- [EXERCISE] Every record below is to be retyped exactly.

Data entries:
=-=-=-=-=

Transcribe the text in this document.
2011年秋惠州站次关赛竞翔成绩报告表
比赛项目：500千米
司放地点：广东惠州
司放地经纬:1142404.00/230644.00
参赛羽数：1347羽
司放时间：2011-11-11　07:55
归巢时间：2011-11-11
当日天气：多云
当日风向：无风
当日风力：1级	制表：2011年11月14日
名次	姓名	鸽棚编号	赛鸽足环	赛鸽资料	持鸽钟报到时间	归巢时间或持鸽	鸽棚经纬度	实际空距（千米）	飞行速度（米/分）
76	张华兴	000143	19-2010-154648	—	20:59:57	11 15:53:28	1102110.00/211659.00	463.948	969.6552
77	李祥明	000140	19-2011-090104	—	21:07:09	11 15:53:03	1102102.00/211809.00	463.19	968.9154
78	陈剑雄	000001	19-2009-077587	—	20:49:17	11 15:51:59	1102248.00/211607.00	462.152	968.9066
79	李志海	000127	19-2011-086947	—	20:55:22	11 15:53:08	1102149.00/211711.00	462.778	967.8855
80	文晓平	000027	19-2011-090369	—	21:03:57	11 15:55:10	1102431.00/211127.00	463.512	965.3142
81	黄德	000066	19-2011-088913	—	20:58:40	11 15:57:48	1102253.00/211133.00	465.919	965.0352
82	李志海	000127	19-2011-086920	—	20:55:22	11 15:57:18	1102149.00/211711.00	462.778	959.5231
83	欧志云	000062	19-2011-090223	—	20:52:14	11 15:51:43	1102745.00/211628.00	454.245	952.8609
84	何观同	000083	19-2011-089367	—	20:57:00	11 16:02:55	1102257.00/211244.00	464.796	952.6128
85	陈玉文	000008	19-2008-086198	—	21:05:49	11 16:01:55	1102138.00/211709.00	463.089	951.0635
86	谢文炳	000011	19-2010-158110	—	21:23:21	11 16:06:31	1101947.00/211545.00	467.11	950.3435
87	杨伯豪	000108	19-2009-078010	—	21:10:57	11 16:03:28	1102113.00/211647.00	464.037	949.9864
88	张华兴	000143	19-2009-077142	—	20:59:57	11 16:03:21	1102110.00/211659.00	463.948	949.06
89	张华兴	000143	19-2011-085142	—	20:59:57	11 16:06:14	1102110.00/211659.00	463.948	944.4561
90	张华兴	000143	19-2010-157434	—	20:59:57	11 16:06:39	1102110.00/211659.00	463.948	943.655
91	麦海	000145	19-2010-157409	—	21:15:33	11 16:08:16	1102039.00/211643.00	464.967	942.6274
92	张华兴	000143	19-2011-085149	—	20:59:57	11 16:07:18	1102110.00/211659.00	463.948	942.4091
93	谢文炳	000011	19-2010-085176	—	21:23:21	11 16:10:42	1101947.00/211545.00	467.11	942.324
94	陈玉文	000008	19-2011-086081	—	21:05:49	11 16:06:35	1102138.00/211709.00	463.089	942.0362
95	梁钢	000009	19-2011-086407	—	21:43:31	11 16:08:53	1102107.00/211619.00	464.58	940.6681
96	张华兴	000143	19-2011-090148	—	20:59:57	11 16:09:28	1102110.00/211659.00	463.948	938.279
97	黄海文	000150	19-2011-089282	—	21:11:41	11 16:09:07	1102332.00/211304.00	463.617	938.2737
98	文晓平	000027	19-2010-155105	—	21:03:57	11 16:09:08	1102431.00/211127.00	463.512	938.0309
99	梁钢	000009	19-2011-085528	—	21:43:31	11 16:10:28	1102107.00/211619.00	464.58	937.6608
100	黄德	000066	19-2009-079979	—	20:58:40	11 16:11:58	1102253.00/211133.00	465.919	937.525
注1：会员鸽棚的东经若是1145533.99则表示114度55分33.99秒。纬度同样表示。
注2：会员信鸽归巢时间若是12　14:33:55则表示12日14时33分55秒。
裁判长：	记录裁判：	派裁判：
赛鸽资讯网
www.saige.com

=-=-=-=-=

- [OUTPUT OF THE TASK]
Transcribe the text in this document.
2011年秋惠州站次关赛竞翔成绩报告表
比赛项目：500千米
司放地点：广东惠州
司放地经纬:1142404.00/230644.00
参赛羽数：1347羽
司放时间：2011-11-11　07:55
归巢时间：2011-11-11
当日天气：多云
当日风向：无风
当日风力：1级	制表：2011年11月14日
名次	姓名	鸽棚编号	赛鸽足环	赛鸽资料	持鸽钟报到时间	归巢时间或持鸽	鸽棚经纬度	实际空距（千米）	飞行速度（米/分）
76	张华兴	000143	19-2010-154648	—	20:59:57	11 15:53:28	1102110.00/211659.00	463.948	969.6552
77	李祥明	000140	19-2011-090104	—	21:07:09	11 15:53:03	1102102.00/211809.00	463.19	968.9154
78	陈剑雄	000001	19-2009-077587	—	20:49:17	11 15:51:59	1102248.00/211607.00	462.152	968.9066
79	李志海	000127	19-2011-086947	—	20:55:22	11 15:53:08	1102149.00/211711.00	462.778	967.8855
80	文晓平	000027	19-2011-090369	—	21:03:57	11 15:55:10	1102431.00/211127.00	463.512	965.3142
81	黄德	000066	19-2011-088913	—	20:58:40	11 15:57:48	1102253.00/211133.00	465.919	965.0352
82	李志海	000127	19-2011-086920	—	20:55:22	11 15:57:18	1102149.00/211711.00	462.778	959.5231
83	欧志云	000062	19-2011-090223	—	20:52:14	11 15:51:43	1102745.00/211628.00	454.245	952.8609
84	何观同	000083	19-2011-089367	—	20:57:00	11 16:02:55	1102257.00/211244.00	464.796	952.6128
85	陈玉文	000008	19-2008-086198	—	21:05:49	11 16:01:55	1102138.00/211709.00	463.089	951.0635
86	谢文炳	000011	19-2010-158110	—	21:23:21	11 16:06:31	1101947.00/211545.00	467.11	950.3435
87	杨伯豪	000108	19-2009-078010	—	21:10:57	11 16:03:28	1102113.00/211647.00	464.037	949.9864
88	张华兴	000143	19-2009-077142	—	20:59:57	11 16:03:21	1102110.00/211659.00	463.948	949.06
89	张华兴	000143	19-2011-085142	—	20:59:57	11 16:06:14	1102110.00/211659.00	463.948	944.4561
90	张华兴	000143	19-2010-157434	—	20:59:57	11 16:06:39	1102110.00/211659.00	463.948	943.655
91	麦海	000145	19-2010-157409	—	21:15:33	11 16:08:16	1102039.00/211643.00	464.967	942.6274
92	张华兴	000143	19-2011-085149	—	20:59:57	11 16:07:18	1102110.00/211659.00	463.948	942.4091
93	谢文炳	000011	19-2010-085176	—	21:23:21	11 16:10:42	1101947.00/211545.00	467.11	942.324
94	陈玉文	000008	19-2011-086081	—	21:05:49	11 16:06:35	1102138.00/211709.00	463.089	942.0362
95	梁钢	000009	19-2011-086407	—	21:43:31	11 16:08:53	1102107.00/211619.00	464.58	940.6681
96	张华兴	000143	19-2011-090148	—	20:59:57	11 16:09:28	1102110.00/211659.00	463.948	938.279
97	黄海文	000150	19-2011-089282	—	21:11:41	11 16:09:07	1102332.00/211304.00	463.617	938.2737
98	文晓平	000027	19-2010-155105	—	21:03:57	11 16:09:08	1102431.00/211127.00	463.512	938.0309
99	梁钢	000009	19-2011-085528	—	21:43:31	11 16:10:28	1102107.00/211619.00	464.58	937.6608
100	黄德	000066	19-2009-079979	—	20:58:40	11 16:11:58	1102253.00/211133.00	465.919	937.525
注1：会员鸽棚的东经若是1145533.99则表示114度55分33.99秒。纬度同样表示。
注2：会员信鸽归巢时间若是12　14:33:55则表示12日14时33分55秒。
裁判长：	记录裁判：	派裁判：
赛鸽资讯网
www.saige.com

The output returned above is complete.